EXERCISE INSTRUCTIONS: Copy out all the records, word for word.

(Dataset records)
━━━━━━━━━━━━━━━━

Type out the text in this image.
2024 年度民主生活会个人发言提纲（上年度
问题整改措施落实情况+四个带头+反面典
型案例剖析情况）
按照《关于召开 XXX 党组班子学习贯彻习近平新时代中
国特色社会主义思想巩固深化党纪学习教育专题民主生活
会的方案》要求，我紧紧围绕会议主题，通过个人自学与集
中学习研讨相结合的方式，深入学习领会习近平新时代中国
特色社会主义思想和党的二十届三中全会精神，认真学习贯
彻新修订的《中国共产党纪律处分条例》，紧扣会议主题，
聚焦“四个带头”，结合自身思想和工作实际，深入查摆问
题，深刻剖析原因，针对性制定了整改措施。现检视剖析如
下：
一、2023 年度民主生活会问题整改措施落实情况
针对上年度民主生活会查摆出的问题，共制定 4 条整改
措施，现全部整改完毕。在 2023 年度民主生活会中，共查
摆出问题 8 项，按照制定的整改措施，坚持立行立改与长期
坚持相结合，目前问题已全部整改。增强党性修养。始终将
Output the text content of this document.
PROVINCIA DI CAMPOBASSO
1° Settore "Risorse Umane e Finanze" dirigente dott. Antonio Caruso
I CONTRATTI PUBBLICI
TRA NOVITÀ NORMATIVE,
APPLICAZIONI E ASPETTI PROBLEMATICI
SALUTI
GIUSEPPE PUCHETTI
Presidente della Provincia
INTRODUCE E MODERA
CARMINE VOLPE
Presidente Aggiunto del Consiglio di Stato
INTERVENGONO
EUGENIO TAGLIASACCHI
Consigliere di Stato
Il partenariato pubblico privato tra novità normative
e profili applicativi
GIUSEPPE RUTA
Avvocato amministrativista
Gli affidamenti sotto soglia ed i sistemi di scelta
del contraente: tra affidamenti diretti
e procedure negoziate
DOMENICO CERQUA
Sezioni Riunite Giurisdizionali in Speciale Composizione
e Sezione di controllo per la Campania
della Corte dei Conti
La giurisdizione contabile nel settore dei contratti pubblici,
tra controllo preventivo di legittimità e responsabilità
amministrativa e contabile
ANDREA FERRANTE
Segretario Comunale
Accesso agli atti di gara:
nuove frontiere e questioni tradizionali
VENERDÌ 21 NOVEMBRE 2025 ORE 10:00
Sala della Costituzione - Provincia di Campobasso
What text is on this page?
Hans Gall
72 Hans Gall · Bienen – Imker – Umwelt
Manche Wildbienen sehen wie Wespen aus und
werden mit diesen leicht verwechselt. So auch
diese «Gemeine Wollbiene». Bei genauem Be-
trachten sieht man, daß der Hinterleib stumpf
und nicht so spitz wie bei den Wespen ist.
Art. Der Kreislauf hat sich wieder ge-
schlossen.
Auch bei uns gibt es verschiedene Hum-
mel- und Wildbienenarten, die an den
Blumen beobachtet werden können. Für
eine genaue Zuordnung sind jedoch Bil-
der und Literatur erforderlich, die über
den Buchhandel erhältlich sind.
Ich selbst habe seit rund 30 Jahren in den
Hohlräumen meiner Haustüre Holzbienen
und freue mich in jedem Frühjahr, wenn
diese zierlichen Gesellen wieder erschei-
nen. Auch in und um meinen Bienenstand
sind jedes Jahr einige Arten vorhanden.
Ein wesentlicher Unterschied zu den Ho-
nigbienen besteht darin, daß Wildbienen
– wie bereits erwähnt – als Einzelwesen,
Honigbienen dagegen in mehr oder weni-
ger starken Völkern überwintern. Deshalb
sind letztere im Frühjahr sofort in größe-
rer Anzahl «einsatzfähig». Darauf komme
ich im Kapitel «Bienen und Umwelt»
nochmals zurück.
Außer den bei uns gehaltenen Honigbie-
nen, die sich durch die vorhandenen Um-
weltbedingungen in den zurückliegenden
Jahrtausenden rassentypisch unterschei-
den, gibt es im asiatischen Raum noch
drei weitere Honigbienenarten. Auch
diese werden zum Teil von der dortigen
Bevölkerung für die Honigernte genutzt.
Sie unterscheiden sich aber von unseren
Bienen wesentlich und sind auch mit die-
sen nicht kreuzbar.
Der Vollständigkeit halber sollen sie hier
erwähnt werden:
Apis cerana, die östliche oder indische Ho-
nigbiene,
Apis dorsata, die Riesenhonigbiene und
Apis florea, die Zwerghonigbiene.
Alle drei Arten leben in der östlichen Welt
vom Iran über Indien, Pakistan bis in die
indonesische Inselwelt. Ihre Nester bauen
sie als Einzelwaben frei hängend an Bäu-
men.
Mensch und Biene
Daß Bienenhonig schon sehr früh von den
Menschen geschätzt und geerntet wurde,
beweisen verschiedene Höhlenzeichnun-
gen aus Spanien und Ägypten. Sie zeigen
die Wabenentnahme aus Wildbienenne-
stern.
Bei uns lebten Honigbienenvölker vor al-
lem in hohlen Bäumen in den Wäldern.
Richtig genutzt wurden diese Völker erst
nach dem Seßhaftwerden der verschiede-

━━━━━━━━━━━━━━━━

PROBLEM SOLUTION:
Type out the text in this image.
2024 年度民主生活会个人发言提纲（上年度
问题整改措施落实情况+四个带头+反面典
型案例剖析情况）
按照《关于召开 XXX 党组班子学习贯彻习近平新时代中
国特色社会主义思想巩固深化党纪学习教育专题民主生活
会的方案》要求，我紧紧围绕会议主题，通过个人自学与集
中学习研讨相结合的方式，深入学习领会习近平新时代中国
特色社会主义思想和党的二十届三中全会精神，认真学习贯
彻新修订的《中国共产党纪律处分条例》，紧扣会议主题，
聚焦“四个带头”，结合自身思想和工作实际，深入查摆问
题，深刻剖析原因，针对性制定了整改措施。现检视剖析如
下：
一、2023 年度民主生活会问题整改措施落实情况
针对上年度民主生活会查摆出的问题，共制定 4 条整改
措施，现全部整改完毕。在 2023 年度民主生活会中，共查
摆出问题 8 项，按照制定的整改措施，坚持立行立改与长期
坚持相结合，目前问题已全部整改。增强党性修养。始终将
Output the text content of this document.
PROVINCIA DI CAMPOBASSO
1° Settore "Risorse Umane e Finanze" dirigente dott. Antonio Caruso
I CONTRATTI PUBBLICI
TRA NOVITÀ NORMATIVE,
APPLICAZIONI E ASPETTI PROBLEMATICI
SALUTI
GIUSEPPE PUCHETTI
Presidente della Provincia
INTRODUCE E MODERA
CARMINE VOLPE
Presidente Aggiunto del Consiglio di Stato
INTERVENGONO
EUGENIO TAGLIASACCHI
Consigliere di Stato
Il partenariato pubblico privato tra novità normative
e profili applicativi
GIUSEPPE RUTA
Avvocato amministrativista
Gli affidamenti sotto soglia ed i sistemi di scelta
del contraente: tra affidamenti diretti
e procedure negoziate
DOMENICO CERQUA
Sezioni Riunite Giurisdizionali in Speciale Composizione
e Sezione di controllo per la Campania
della Corte dei Conti
La giurisdizione contabile nel settore dei contratti pubblici,
tra controllo preventivo di legittimità e responsabilità
amministrativa e contabile
ANDREA FERRANTE
Segretario Comunale
Accesso agli atti di gara:
nuove frontiere e questioni tradizionali
VENERDÌ 21 NOVEMBRE 2025 ORE 10:00
Sala della Costituzione - Provincia di Campobasso
What text is on this page?
Hans Gall
72 Hans Gall · Bienen – Imker – Umwelt
Manche Wildbienen sehen wie Wespen aus und
werden mit diesen leicht verwechselt. So auch
diese «Gemeine Wollbiene». Bei genauem Be-
trachten sieht man, daß der Hinterleib stumpf
und nicht so spitz wie bei den Wespen ist.
Art. Der Kreislauf hat sich wieder ge-
schlossen.
Auch bei uns gibt es verschiedene Hum-
mel- und Wildbienenarten, die an den
Blumen beobachtet werden können. Für
eine genaue Zuordnung sind jedoch Bil-
der und Literatur erforderlich, die über
den Buchhandel erhältlich sind.
Ich selbst habe seit rund 30 Jahren in den
Hohlräumen meiner Haustüre Holzbienen
und freue mich in jedem Frühjahr, wenn
diese zierlichen Gesellen wieder erschei-
nen. Auch in und um meinen Bienenstand
sind jedes Jahr einige Arten vorhanden.
Ein wesentlicher Unterschied zu den Ho-
nigbienen besteht darin, daß Wildbienen
– wie bereits erwähnt – als Einzelwesen,
Honigbienen dagegen in mehr oder weni-
ger starken Völkern überwintern. Deshalb
sind letztere im Frühjahr sofort in größe-
rer Anzahl «einsatzfähig». Darauf komme
ich im Kapitel «Bienen und Umwelt»
nochmals zurück.
Außer den bei uns gehaltenen Honigbie-
nen, die sich durch die vorhandenen Um-
weltbedingungen in den zurückliegenden
Jahrtausenden rassentypisch unterschei-
den, gibt es im asiatischen Raum noch
drei weitere Honigbienenarten. Auch
diese werden zum Teil von der dortigen
Bevölkerung für die Honigernte genutzt.
Sie unterscheiden sich aber von unseren
Bienen wesentlich und sind auch mit die-
sen nicht kreuzbar.
Der Vollständigkeit halber sollen sie hier
erwähnt werden:
Apis cerana, die östliche oder indische Ho-
nigbiene,
Apis dorsata, die Riesenhonigbiene und
Apis florea, die Zwerghonigbiene.
Alle drei Arten leben in der östlichen Welt
vom Iran über Indien, Pakistan bis in die
indonesische Inselwelt. Ihre Nester bauen
sie als Einzelwaben frei hängend an Bäu-
men.
Mensch und Biene
Daß Bienenhonig schon sehr früh von den
Menschen geschätzt und geerntet wurde,
beweisen verschiedene Höhlenzeichnun-
gen aus Spanien und Ägypten. Sie zeigen
die Wabenentnahme aus Wildbienenne-
stern.
Bei uns lebten Honigbienenvölker vor al-
lem in hohlen Bäumen in den Wäldern.
Richtig genutzt wurden diese Völker erst
nach dem Seßhaftwerden der verschiede-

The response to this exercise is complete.